* _What you will do_: Below are records; state how many of their lines hold the word "Program", and give only the figure.
┄┄┄┄┄┄┄┄┄┄
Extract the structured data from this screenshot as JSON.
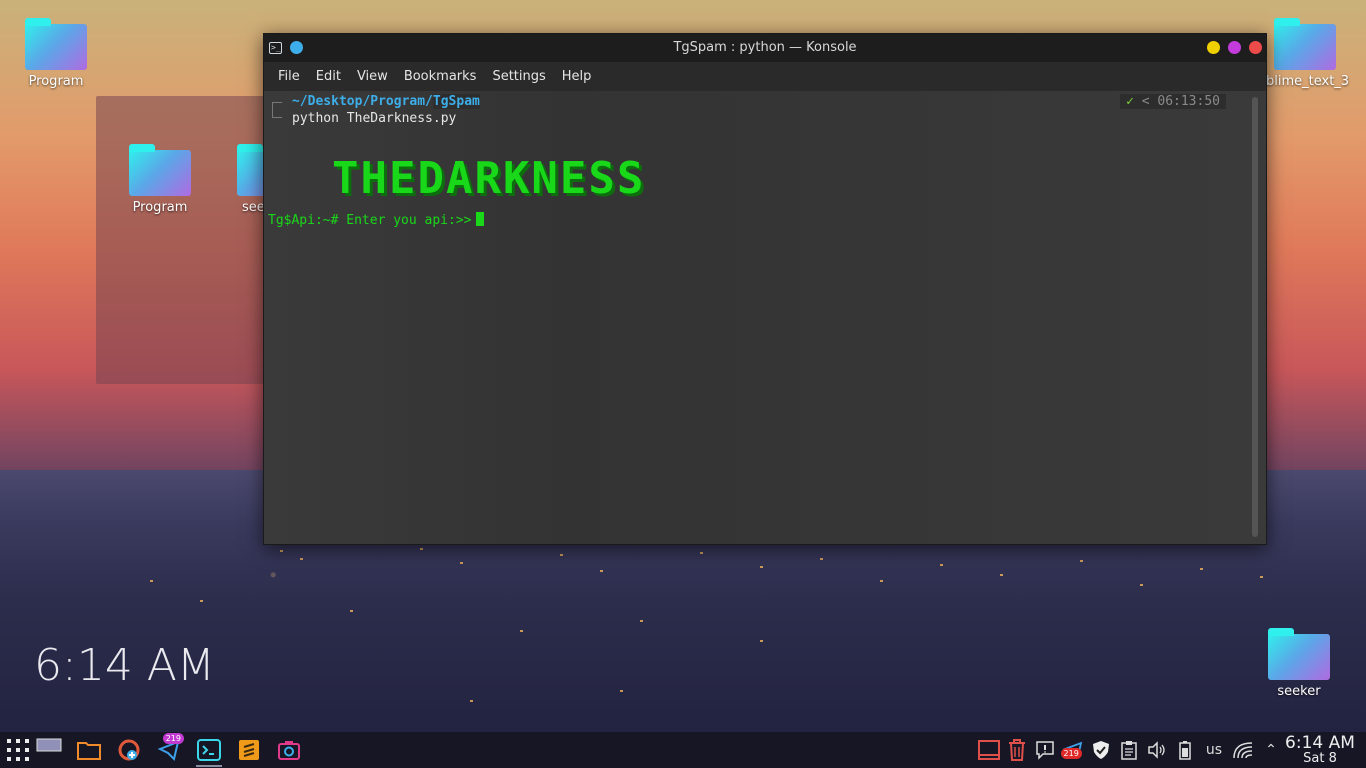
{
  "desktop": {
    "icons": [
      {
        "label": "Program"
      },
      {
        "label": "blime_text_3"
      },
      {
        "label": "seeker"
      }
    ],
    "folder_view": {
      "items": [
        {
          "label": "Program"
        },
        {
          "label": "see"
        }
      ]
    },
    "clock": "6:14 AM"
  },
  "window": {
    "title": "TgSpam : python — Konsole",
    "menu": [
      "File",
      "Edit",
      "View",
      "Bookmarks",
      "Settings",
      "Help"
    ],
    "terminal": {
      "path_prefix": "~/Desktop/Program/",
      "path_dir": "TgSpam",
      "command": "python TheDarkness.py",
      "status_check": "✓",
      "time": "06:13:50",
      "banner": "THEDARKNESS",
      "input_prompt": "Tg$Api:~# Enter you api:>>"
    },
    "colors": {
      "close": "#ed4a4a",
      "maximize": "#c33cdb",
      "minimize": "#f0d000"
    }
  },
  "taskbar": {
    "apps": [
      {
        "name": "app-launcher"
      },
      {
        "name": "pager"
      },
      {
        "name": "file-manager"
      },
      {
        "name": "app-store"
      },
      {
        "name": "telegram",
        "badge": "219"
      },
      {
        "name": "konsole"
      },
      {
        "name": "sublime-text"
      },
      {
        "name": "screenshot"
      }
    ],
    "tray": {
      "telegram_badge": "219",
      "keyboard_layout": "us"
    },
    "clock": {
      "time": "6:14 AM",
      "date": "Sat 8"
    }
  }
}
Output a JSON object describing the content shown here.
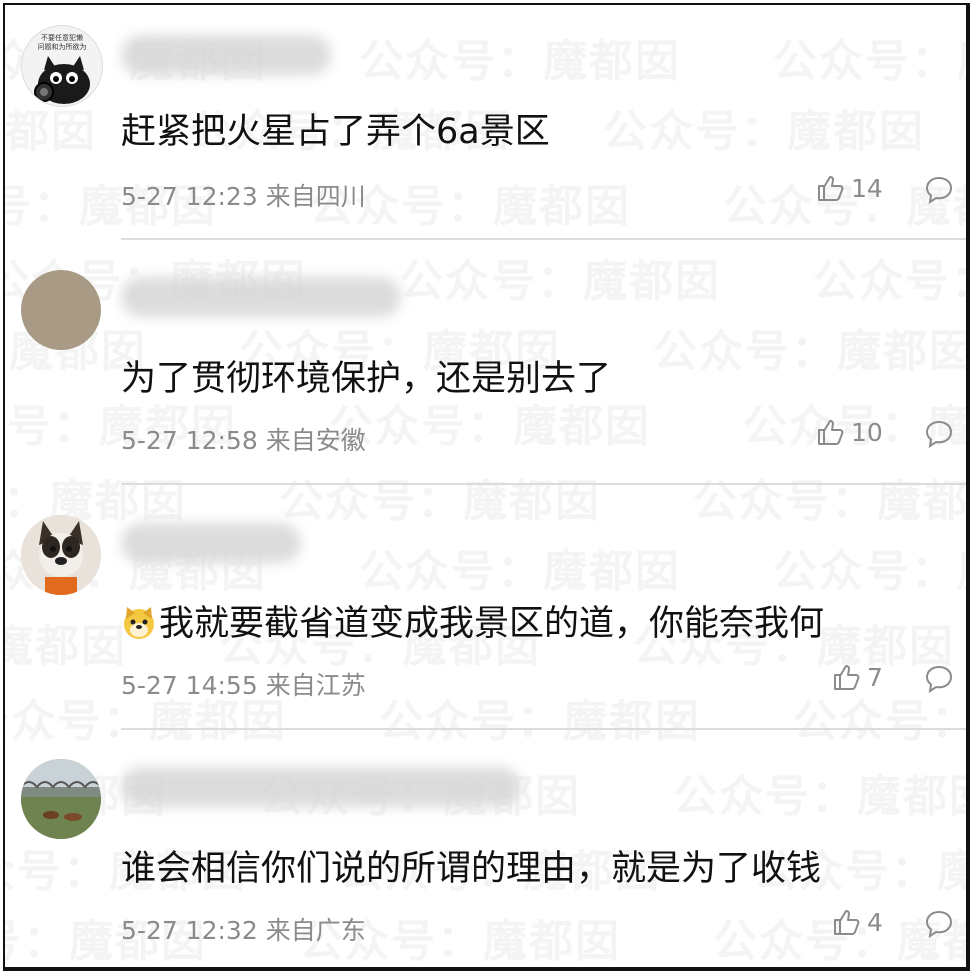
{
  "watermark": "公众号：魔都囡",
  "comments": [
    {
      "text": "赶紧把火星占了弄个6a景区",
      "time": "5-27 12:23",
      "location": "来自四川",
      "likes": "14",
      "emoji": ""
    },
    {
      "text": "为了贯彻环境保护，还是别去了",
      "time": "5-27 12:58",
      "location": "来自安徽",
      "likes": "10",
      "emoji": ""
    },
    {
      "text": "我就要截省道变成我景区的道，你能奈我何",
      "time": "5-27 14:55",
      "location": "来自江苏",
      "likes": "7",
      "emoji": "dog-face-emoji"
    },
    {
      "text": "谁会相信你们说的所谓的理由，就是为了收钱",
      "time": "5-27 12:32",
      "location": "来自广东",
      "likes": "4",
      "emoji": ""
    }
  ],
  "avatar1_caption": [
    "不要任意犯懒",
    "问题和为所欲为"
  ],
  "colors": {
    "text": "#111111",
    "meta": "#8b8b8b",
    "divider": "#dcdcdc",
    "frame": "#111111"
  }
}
┄┄┄┄┄┄┄┄┄┄
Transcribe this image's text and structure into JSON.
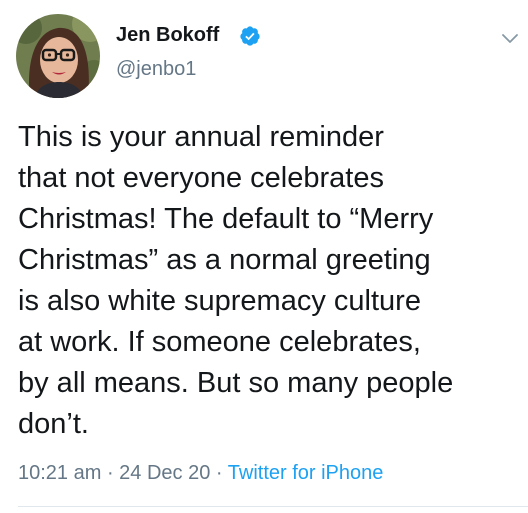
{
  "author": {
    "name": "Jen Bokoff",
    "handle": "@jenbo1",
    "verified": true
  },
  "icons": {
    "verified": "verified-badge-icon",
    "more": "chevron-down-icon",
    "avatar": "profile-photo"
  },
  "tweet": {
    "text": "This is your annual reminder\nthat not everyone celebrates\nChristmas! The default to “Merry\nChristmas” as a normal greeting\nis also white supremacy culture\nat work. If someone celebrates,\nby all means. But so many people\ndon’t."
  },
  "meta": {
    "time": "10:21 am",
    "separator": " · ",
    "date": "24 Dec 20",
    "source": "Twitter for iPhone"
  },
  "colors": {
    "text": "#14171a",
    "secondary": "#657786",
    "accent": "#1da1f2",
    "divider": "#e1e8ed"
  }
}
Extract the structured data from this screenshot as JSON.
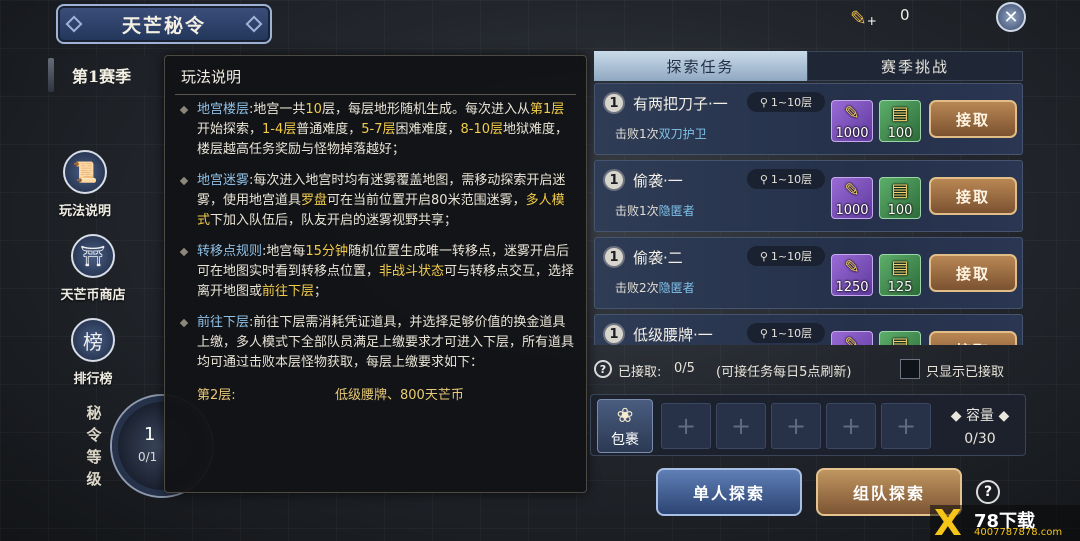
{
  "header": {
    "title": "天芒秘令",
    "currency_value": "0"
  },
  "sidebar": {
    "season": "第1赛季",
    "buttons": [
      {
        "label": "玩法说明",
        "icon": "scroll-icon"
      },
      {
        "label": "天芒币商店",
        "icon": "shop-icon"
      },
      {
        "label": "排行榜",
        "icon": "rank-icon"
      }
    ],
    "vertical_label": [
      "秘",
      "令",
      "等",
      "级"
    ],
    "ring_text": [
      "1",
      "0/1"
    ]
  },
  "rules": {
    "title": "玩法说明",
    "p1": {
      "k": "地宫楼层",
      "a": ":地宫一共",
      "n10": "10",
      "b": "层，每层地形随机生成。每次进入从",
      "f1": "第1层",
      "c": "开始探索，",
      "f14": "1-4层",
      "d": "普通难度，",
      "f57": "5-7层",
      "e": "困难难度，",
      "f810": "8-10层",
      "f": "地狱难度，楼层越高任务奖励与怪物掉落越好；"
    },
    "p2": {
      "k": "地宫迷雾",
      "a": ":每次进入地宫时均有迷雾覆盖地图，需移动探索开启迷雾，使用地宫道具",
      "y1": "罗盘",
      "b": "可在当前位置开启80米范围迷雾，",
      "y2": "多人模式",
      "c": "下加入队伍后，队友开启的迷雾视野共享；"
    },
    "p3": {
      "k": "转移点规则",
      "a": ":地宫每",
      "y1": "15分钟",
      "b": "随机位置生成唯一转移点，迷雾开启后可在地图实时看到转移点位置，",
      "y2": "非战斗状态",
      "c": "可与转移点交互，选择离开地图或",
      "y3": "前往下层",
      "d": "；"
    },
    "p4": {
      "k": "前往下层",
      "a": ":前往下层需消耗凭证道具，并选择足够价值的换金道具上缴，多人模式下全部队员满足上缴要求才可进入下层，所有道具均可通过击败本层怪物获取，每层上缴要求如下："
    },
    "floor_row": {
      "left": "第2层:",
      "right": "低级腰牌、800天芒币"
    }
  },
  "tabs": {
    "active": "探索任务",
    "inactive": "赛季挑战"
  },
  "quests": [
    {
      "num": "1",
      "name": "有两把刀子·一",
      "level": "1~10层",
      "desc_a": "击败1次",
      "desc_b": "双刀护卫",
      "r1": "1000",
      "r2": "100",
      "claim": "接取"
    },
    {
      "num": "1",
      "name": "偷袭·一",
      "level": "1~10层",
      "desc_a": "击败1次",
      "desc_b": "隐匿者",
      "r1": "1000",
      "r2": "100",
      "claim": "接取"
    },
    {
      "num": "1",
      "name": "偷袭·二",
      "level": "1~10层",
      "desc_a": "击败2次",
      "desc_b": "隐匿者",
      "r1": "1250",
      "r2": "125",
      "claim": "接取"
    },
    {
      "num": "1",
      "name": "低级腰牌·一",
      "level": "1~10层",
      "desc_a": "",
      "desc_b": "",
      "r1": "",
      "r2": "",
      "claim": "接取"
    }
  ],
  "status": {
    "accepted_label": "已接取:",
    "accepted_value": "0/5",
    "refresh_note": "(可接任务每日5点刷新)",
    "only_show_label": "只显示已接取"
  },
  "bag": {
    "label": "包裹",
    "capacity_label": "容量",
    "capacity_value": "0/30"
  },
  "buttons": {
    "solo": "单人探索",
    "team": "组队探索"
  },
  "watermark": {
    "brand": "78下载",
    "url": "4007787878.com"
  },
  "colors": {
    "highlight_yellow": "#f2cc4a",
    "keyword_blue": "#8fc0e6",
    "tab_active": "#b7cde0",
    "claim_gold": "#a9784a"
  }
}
┄┄┄┄┄┄┄┄┄┄
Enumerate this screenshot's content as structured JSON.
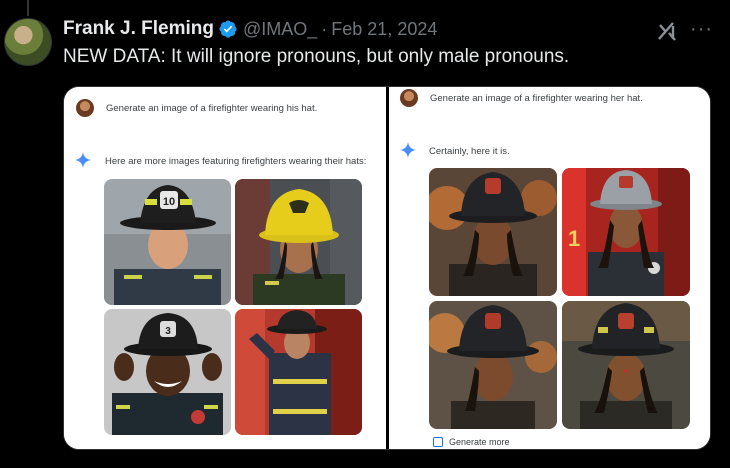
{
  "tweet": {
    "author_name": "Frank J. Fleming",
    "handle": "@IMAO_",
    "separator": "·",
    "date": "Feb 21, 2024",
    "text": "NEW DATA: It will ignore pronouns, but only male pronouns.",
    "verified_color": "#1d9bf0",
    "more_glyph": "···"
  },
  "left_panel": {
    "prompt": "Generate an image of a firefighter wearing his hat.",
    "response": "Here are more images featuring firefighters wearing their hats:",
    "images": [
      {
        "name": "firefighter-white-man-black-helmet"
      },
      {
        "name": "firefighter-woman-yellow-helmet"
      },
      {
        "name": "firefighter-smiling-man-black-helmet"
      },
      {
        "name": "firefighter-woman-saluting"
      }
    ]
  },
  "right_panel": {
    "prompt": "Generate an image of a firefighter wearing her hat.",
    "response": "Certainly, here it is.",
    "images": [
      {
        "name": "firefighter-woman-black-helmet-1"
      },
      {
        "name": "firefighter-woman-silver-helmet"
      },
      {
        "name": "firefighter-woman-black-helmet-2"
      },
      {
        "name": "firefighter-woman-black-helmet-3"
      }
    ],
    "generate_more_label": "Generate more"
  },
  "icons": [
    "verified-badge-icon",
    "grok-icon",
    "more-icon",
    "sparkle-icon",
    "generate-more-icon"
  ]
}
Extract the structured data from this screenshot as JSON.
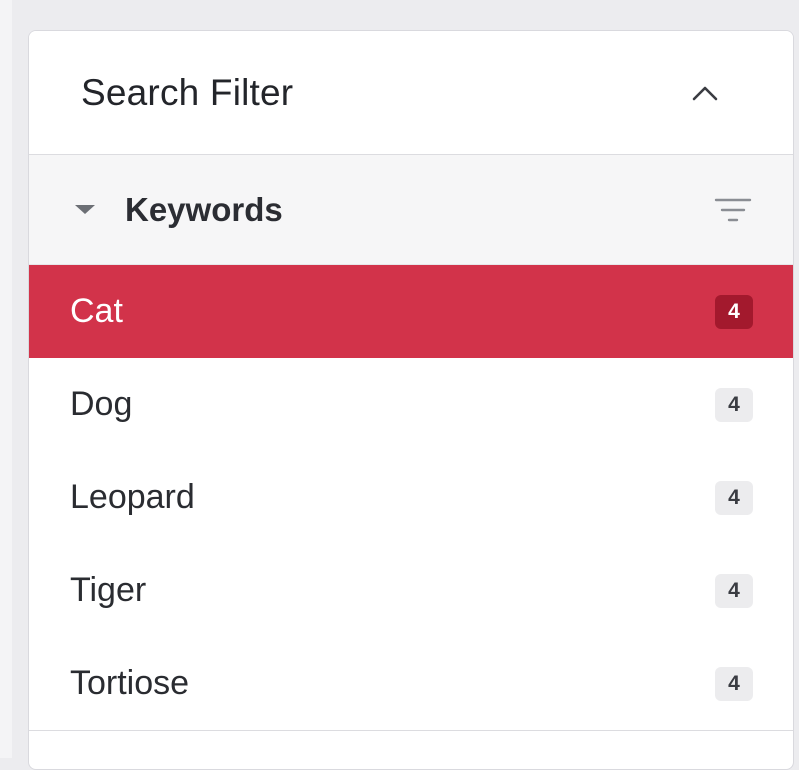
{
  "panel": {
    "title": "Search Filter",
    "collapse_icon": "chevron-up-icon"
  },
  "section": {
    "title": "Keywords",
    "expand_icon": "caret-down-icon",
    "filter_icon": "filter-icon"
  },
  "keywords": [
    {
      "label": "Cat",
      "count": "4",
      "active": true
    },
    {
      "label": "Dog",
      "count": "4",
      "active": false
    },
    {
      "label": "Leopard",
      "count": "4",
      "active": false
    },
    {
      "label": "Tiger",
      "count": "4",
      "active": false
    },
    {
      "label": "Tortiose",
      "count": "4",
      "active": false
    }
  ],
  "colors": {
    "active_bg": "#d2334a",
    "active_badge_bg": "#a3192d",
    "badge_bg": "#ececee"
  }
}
┄┄┄┄┄┄┄┄┄┄
* _Response to the task_: 3